### Material to process
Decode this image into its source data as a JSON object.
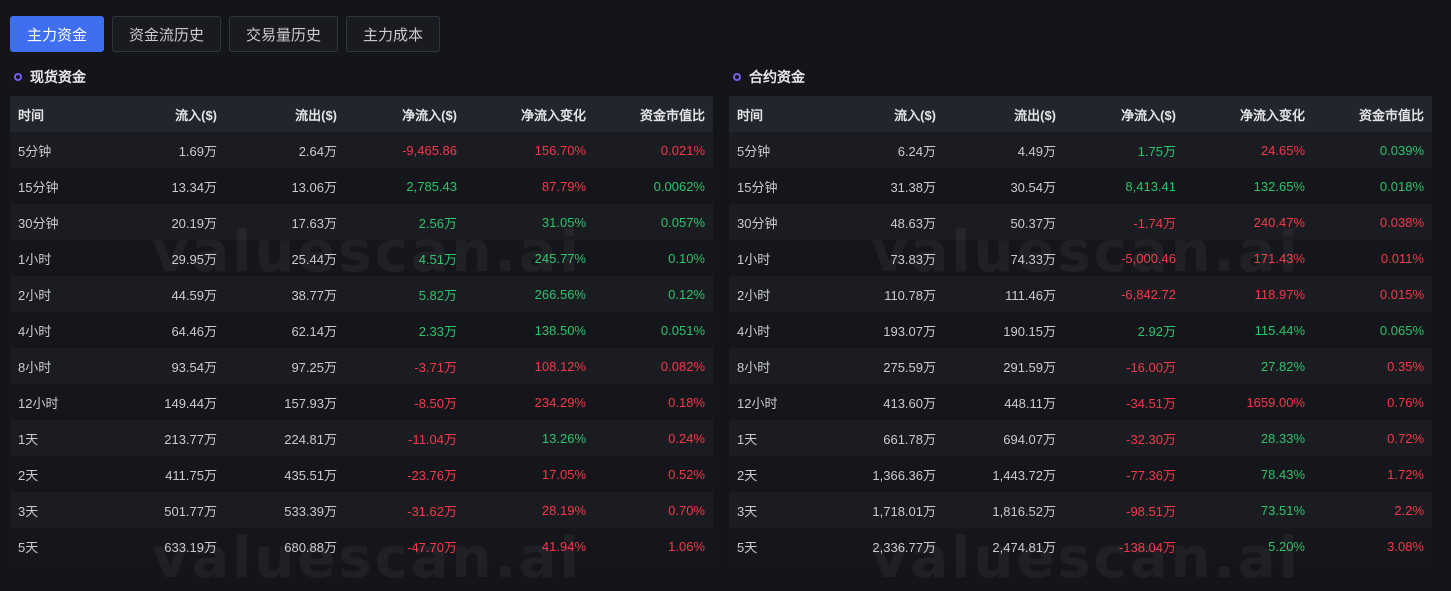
{
  "tabs": [
    {
      "label": "主力资金",
      "active": true
    },
    {
      "label": "资金流历史",
      "active": false
    },
    {
      "label": "交易量历史",
      "active": false
    },
    {
      "label": "主力成本",
      "active": false
    }
  ],
  "watermark": "valuescan.ai",
  "colors": {
    "accent": "#3f6ff0",
    "positive": "#2ec26c",
    "negative": "#f03a4a"
  },
  "spot": {
    "title": "现货资金",
    "headers": [
      "时间",
      "流入($)",
      "流出($)",
      "净流入($)",
      "净流入变化",
      "资金市值比"
    ],
    "rows": [
      {
        "cells": [
          "5分钟",
          "1.69万",
          "2.64万",
          "-9,465.86",
          "156.70%",
          "0.021%"
        ],
        "dirs": [
          "",
          "",
          "",
          "neg",
          "neg",
          "neg"
        ]
      },
      {
        "cells": [
          "15分钟",
          "13.34万",
          "13.06万",
          "2,785.43",
          "87.79%",
          "0.0062%"
        ],
        "dirs": [
          "",
          "",
          "",
          "pos",
          "neg",
          "pos"
        ]
      },
      {
        "cells": [
          "30分钟",
          "20.19万",
          "17.63万",
          "2.56万",
          "31.05%",
          "0.057%"
        ],
        "dirs": [
          "",
          "",
          "",
          "pos",
          "pos",
          "pos"
        ]
      },
      {
        "cells": [
          "1小时",
          "29.95万",
          "25.44万",
          "4.51万",
          "245.77%",
          "0.10%"
        ],
        "dirs": [
          "",
          "",
          "",
          "pos",
          "pos",
          "pos"
        ]
      },
      {
        "cells": [
          "2小时",
          "44.59万",
          "38.77万",
          "5.82万",
          "266.56%",
          "0.12%"
        ],
        "dirs": [
          "",
          "",
          "",
          "pos",
          "pos",
          "pos"
        ]
      },
      {
        "cells": [
          "4小时",
          "64.46万",
          "62.14万",
          "2.33万",
          "138.50%",
          "0.051%"
        ],
        "dirs": [
          "",
          "",
          "",
          "pos",
          "pos",
          "pos"
        ]
      },
      {
        "cells": [
          "8小时",
          "93.54万",
          "97.25万",
          "-3.71万",
          "108.12%",
          "0.082%"
        ],
        "dirs": [
          "",
          "",
          "",
          "neg",
          "neg",
          "neg"
        ]
      },
      {
        "cells": [
          "12小时",
          "149.44万",
          "157.93万",
          "-8.50万",
          "234.29%",
          "0.18%"
        ],
        "dirs": [
          "",
          "",
          "",
          "neg",
          "neg",
          "neg"
        ]
      },
      {
        "cells": [
          "1天",
          "213.77万",
          "224.81万",
          "-11.04万",
          "13.26%",
          "0.24%"
        ],
        "dirs": [
          "",
          "",
          "",
          "neg",
          "pos",
          "neg"
        ]
      },
      {
        "cells": [
          "2天",
          "411.75万",
          "435.51万",
          "-23.76万",
          "17.05%",
          "0.52%"
        ],
        "dirs": [
          "",
          "",
          "",
          "neg",
          "neg",
          "neg"
        ]
      },
      {
        "cells": [
          "3天",
          "501.77万",
          "533.39万",
          "-31.62万",
          "28.19%",
          "0.70%"
        ],
        "dirs": [
          "",
          "",
          "",
          "neg",
          "neg",
          "neg"
        ]
      },
      {
        "cells": [
          "5天",
          "633.19万",
          "680.88万",
          "-47.70万",
          "41.94%",
          "1.06%"
        ],
        "dirs": [
          "",
          "",
          "",
          "neg",
          "neg",
          "neg"
        ]
      }
    ]
  },
  "futures": {
    "title": "合约资金",
    "headers": [
      "时间",
      "流入($)",
      "流出($)",
      "净流入($)",
      "净流入变化",
      "资金市值比"
    ],
    "rows": [
      {
        "cells": [
          "5分钟",
          "6.24万",
          "4.49万",
          "1.75万",
          "24.65%",
          "0.039%"
        ],
        "dirs": [
          "",
          "",
          "",
          "pos",
          "neg",
          "pos"
        ]
      },
      {
        "cells": [
          "15分钟",
          "31.38万",
          "30.54万",
          "8,413.41",
          "132.65%",
          "0.018%"
        ],
        "dirs": [
          "",
          "",
          "",
          "pos",
          "pos",
          "pos"
        ]
      },
      {
        "cells": [
          "30分钟",
          "48.63万",
          "50.37万",
          "-1.74万",
          "240.47%",
          "0.038%"
        ],
        "dirs": [
          "",
          "",
          "",
          "neg",
          "neg",
          "neg"
        ]
      },
      {
        "cells": [
          "1小时",
          "73.83万",
          "74.33万",
          "-5,000.46",
          "171.43%",
          "0.011%"
        ],
        "dirs": [
          "",
          "",
          "",
          "neg",
          "neg",
          "neg"
        ]
      },
      {
        "cells": [
          "2小时",
          "110.78万",
          "111.46万",
          "-6,842.72",
          "118.97%",
          "0.015%"
        ],
        "dirs": [
          "",
          "",
          "",
          "neg",
          "neg",
          "neg"
        ]
      },
      {
        "cells": [
          "4小时",
          "193.07万",
          "190.15万",
          "2.92万",
          "115.44%",
          "0.065%"
        ],
        "dirs": [
          "",
          "",
          "",
          "pos",
          "pos",
          "pos"
        ]
      },
      {
        "cells": [
          "8小时",
          "275.59万",
          "291.59万",
          "-16.00万",
          "27.82%",
          "0.35%"
        ],
        "dirs": [
          "",
          "",
          "",
          "neg",
          "pos",
          "neg"
        ]
      },
      {
        "cells": [
          "12小时",
          "413.60万",
          "448.11万",
          "-34.51万",
          "1659.00%",
          "0.76%"
        ],
        "dirs": [
          "",
          "",
          "",
          "neg",
          "neg",
          "neg"
        ]
      },
      {
        "cells": [
          "1天",
          "661.78万",
          "694.07万",
          "-32.30万",
          "28.33%",
          "0.72%"
        ],
        "dirs": [
          "",
          "",
          "",
          "neg",
          "pos",
          "neg"
        ]
      },
      {
        "cells": [
          "2天",
          "1,366.36万",
          "1,443.72万",
          "-77.36万",
          "78.43%",
          "1.72%"
        ],
        "dirs": [
          "",
          "",
          "",
          "neg",
          "pos",
          "neg"
        ]
      },
      {
        "cells": [
          "3天",
          "1,718.01万",
          "1,816.52万",
          "-98.51万",
          "73.51%",
          "2.2%"
        ],
        "dirs": [
          "",
          "",
          "",
          "neg",
          "pos",
          "neg"
        ]
      },
      {
        "cells": [
          "5天",
          "2,336.77万",
          "2,474.81万",
          "-138.04万",
          "5.20%",
          "3.08%"
        ],
        "dirs": [
          "",
          "",
          "",
          "neg",
          "pos",
          "neg"
        ]
      }
    ]
  }
}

### Aim of the exercise
Please write out all of the material above without changing a word, and omit any pictures.

### The response
Decode this image into its source data as a JSON object.
{
  "tabs": [
    {
      "label": "主力资金",
      "active": true
    },
    {
      "label": "资金流历史",
      "active": false
    },
    {
      "label": "交易量历史",
      "active": false
    },
    {
      "label": "主力成本",
      "active": false
    }
  ],
  "watermark": "valuescan.ai",
  "colors": {
    "accent": "#3f6ff0",
    "positive": "#2ec26c",
    "negative": "#f03a4a"
  },
  "spot": {
    "title": "现货资金",
    "headers": [
      "时间",
      "流入($)",
      "流出($)",
      "净流入($)",
      "净流入变化",
      "资金市值比"
    ],
    "rows": [
      {
        "cells": [
          "5分钟",
          "1.69万",
          "2.64万",
          "-9,465.86",
          "156.70%",
          "0.021%"
        ],
        "dirs": [
          "",
          "",
          "",
          "neg",
          "neg",
          "neg"
        ]
      },
      {
        "cells": [
          "15分钟",
          "13.34万",
          "13.06万",
          "2,785.43",
          "87.79%",
          "0.0062%"
        ],
        "dirs": [
          "",
          "",
          "",
          "pos",
          "neg",
          "pos"
        ]
      },
      {
        "cells": [
          "30分钟",
          "20.19万",
          "17.63万",
          "2.56万",
          "31.05%",
          "0.057%"
        ],
        "dirs": [
          "",
          "",
          "",
          "pos",
          "pos",
          "pos"
        ]
      },
      {
        "cells": [
          "1小时",
          "29.95万",
          "25.44万",
          "4.51万",
          "245.77%",
          "0.10%"
        ],
        "dirs": [
          "",
          "",
          "",
          "pos",
          "pos",
          "pos"
        ]
      },
      {
        "cells": [
          "2小时",
          "44.59万",
          "38.77万",
          "5.82万",
          "266.56%",
          "0.12%"
        ],
        "dirs": [
          "",
          "",
          "",
          "pos",
          "pos",
          "pos"
        ]
      },
      {
        "cells": [
          "4小时",
          "64.46万",
          "62.14万",
          "2.33万",
          "138.50%",
          "0.051%"
        ],
        "dirs": [
          "",
          "",
          "",
          "pos",
          "pos",
          "pos"
        ]
      },
      {
        "cells": [
          "8小时",
          "93.54万",
          "97.25万",
          "-3.71万",
          "108.12%",
          "0.082%"
        ],
        "dirs": [
          "",
          "",
          "",
          "neg",
          "neg",
          "neg"
        ]
      },
      {
        "cells": [
          "12小时",
          "149.44万",
          "157.93万",
          "-8.50万",
          "234.29%",
          "0.18%"
        ],
        "dirs": [
          "",
          "",
          "",
          "neg",
          "neg",
          "neg"
        ]
      },
      {
        "cells": [
          "1天",
          "213.77万",
          "224.81万",
          "-11.04万",
          "13.26%",
          "0.24%"
        ],
        "dirs": [
          "",
          "",
          "",
          "neg",
          "pos",
          "neg"
        ]
      },
      {
        "cells": [
          "2天",
          "411.75万",
          "435.51万",
          "-23.76万",
          "17.05%",
          "0.52%"
        ],
        "dirs": [
          "",
          "",
          "",
          "neg",
          "neg",
          "neg"
        ]
      },
      {
        "cells": [
          "3天",
          "501.77万",
          "533.39万",
          "-31.62万",
          "28.19%",
          "0.70%"
        ],
        "dirs": [
          "",
          "",
          "",
          "neg",
          "neg",
          "neg"
        ]
      },
      {
        "cells": [
          "5天",
          "633.19万",
          "680.88万",
          "-47.70万",
          "41.94%",
          "1.06%"
        ],
        "dirs": [
          "",
          "",
          "",
          "neg",
          "neg",
          "neg"
        ]
      }
    ]
  },
  "futures": {
    "title": "合约资金",
    "headers": [
      "时间",
      "流入($)",
      "流出($)",
      "净流入($)",
      "净流入变化",
      "资金市值比"
    ],
    "rows": [
      {
        "cells": [
          "5分钟",
          "6.24万",
          "4.49万",
          "1.75万",
          "24.65%",
          "0.039%"
        ],
        "dirs": [
          "",
          "",
          "",
          "pos",
          "neg",
          "pos"
        ]
      },
      {
        "cells": [
          "15分钟",
          "31.38万",
          "30.54万",
          "8,413.41",
          "132.65%",
          "0.018%"
        ],
        "dirs": [
          "",
          "",
          "",
          "pos",
          "pos",
          "pos"
        ]
      },
      {
        "cells": [
          "30分钟",
          "48.63万",
          "50.37万",
          "-1.74万",
          "240.47%",
          "0.038%"
        ],
        "dirs": [
          "",
          "",
          "",
          "neg",
          "neg",
          "neg"
        ]
      },
      {
        "cells": [
          "1小时",
          "73.83万",
          "74.33万",
          "-5,000.46",
          "171.43%",
          "0.011%"
        ],
        "dirs": [
          "",
          "",
          "",
          "neg",
          "neg",
          "neg"
        ]
      },
      {
        "cells": [
          "2小时",
          "110.78万",
          "111.46万",
          "-6,842.72",
          "118.97%",
          "0.015%"
        ],
        "dirs": [
          "",
          "",
          "",
          "neg",
          "neg",
          "neg"
        ]
      },
      {
        "cells": [
          "4小时",
          "193.07万",
          "190.15万",
          "2.92万",
          "115.44%",
          "0.065%"
        ],
        "dirs": [
          "",
          "",
          "",
          "pos",
          "pos",
          "pos"
        ]
      },
      {
        "cells": [
          "8小时",
          "275.59万",
          "291.59万",
          "-16.00万",
          "27.82%",
          "0.35%"
        ],
        "dirs": [
          "",
          "",
          "",
          "neg",
          "pos",
          "neg"
        ]
      },
      {
        "cells": [
          "12小时",
          "413.60万",
          "448.11万",
          "-34.51万",
          "1659.00%",
          "0.76%"
        ],
        "dirs": [
          "",
          "",
          "",
          "neg",
          "neg",
          "neg"
        ]
      },
      {
        "cells": [
          "1天",
          "661.78万",
          "694.07万",
          "-32.30万",
          "28.33%",
          "0.72%"
        ],
        "dirs": [
          "",
          "",
          "",
          "neg",
          "pos",
          "neg"
        ]
      },
      {
        "cells": [
          "2天",
          "1,366.36万",
          "1,443.72万",
          "-77.36万",
          "78.43%",
          "1.72%"
        ],
        "dirs": [
          "",
          "",
          "",
          "neg",
          "pos",
          "neg"
        ]
      },
      {
        "cells": [
          "3天",
          "1,718.01万",
          "1,816.52万",
          "-98.51万",
          "73.51%",
          "2.2%"
        ],
        "dirs": [
          "",
          "",
          "",
          "neg",
          "pos",
          "neg"
        ]
      },
      {
        "cells": [
          "5天",
          "2,336.77万",
          "2,474.81万",
          "-138.04万",
          "5.20%",
          "3.08%"
        ],
        "dirs": [
          "",
          "",
          "",
          "neg",
          "pos",
          "neg"
        ]
      }
    ]
  }
}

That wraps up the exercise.